REQUEST>
Reproduce all of the listing below without alteration.

Data records:
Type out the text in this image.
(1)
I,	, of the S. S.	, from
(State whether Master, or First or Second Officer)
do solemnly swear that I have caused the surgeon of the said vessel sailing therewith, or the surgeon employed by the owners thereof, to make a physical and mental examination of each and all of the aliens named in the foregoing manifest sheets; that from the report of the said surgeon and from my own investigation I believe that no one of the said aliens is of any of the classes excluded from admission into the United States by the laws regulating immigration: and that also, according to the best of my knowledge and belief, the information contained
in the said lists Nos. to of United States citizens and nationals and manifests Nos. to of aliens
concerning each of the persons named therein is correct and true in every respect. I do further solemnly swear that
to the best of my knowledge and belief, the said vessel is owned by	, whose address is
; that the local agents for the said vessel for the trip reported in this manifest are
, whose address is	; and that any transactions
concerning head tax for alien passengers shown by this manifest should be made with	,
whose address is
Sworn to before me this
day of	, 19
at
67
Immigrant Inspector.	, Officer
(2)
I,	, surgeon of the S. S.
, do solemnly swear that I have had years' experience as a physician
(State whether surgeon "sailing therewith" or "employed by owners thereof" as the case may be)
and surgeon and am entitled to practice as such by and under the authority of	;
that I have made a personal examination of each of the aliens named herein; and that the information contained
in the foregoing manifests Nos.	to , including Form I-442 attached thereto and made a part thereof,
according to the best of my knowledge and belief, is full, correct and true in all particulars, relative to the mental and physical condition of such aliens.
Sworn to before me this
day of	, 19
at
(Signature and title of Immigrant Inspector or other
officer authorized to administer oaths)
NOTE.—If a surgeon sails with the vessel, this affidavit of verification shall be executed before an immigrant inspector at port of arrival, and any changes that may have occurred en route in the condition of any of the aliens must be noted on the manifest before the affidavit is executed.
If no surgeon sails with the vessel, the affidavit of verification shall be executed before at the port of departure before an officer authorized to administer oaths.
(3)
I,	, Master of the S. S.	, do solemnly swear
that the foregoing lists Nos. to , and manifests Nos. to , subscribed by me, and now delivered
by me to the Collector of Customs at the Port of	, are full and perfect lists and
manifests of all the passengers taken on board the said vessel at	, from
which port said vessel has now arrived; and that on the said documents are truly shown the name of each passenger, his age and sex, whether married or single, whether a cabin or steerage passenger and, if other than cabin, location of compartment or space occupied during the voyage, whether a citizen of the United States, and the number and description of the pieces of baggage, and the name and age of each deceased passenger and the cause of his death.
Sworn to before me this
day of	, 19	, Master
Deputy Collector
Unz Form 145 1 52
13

RESPONSE TO THIS EXERCISE>
Type out the text in this image.
(1)
I,	, of the S. S.	, from
(State whether Master, or First or Second Officer)
do solemnly swear that I have caused the surgeon of the said vessel sailing therewith, or the surgeon employed by the owners thereof, to make a physical and mental examination of each and all of the aliens named in the foregoing manifest sheets; that from the report of the said surgeon and from my own investigation I believe that no one of the said aliens is of any of the classes excluded from admission into the United States by the laws regulating immigration: and that also, according to the best of my knowledge and belief, the information contained
in the said lists Nos. to of United States citizens and nationals and manifests Nos. to of aliens
concerning each of the persons named therein is correct and true in every respect. I do further solemnly swear that
to the best of my knowledge and belief, the said vessel is owned by	, whose address is
; that the local agents for the said vessel for the trip reported in this manifest are
, whose address is	; and that any transactions
concerning head tax for alien passengers shown by this manifest should be made with	,
whose address is
Sworn to before me this
day of	, 19
at
67
Immigrant Inspector.	, Officer
(2)
I,	, surgeon of the S. S.
, do solemnly swear that I have had years' experience as a physician
(State whether surgeon "sailing therewith" or "employed by owners thereof" as the case may be)
and surgeon and am entitled to practice as such by and under the authority of	;
that I have made a personal examination of each of the aliens named herein; and that the information contained
in the foregoing manifests Nos.	to , including Form I-442 attached thereto and made a part thereof,
according to the best of my knowledge and belief, is full, correct and true in all particulars, relative to the mental and physical condition of such aliens.
Sworn to before me this
day of	, 19
at
(Signature and title of Immigrant Inspector or other
officer authorized to administer oaths)
NOTE.—If a surgeon sails with the vessel, this affidavit of verification shall be executed before an immigrant inspector at port of arrival, and any changes that may have occurred en route in the condition of any of the aliens must be noted on the manifest before the affidavit is executed.
If no surgeon sails with the vessel, the affidavit of verification shall be executed before at the port of departure before an officer authorized to administer oaths.
(3)
I,	, Master of the S. S.	, do solemnly swear
that the foregoing lists Nos. to , and manifests Nos. to , subscribed by me, and now delivered
by me to the Collector of Customs at the Port of	, are full and perfect lists and
manifests of all the passengers taken on board the said vessel at	, from
which port said vessel has now arrived; and that on the said documents are truly shown the name of each passenger, his age and sex, whether married or single, whether a cabin or steerage passenger and, if other than cabin, location of compartment or space occupied during the voyage, whether a citizen of the United States, and the number and description of the pieces of baggage, and the name and age of each deceased passenger and the cause of his death.
Sworn to before me this
day of	, 19	, Master
Deputy Collector
Unz Form 145 1 52
13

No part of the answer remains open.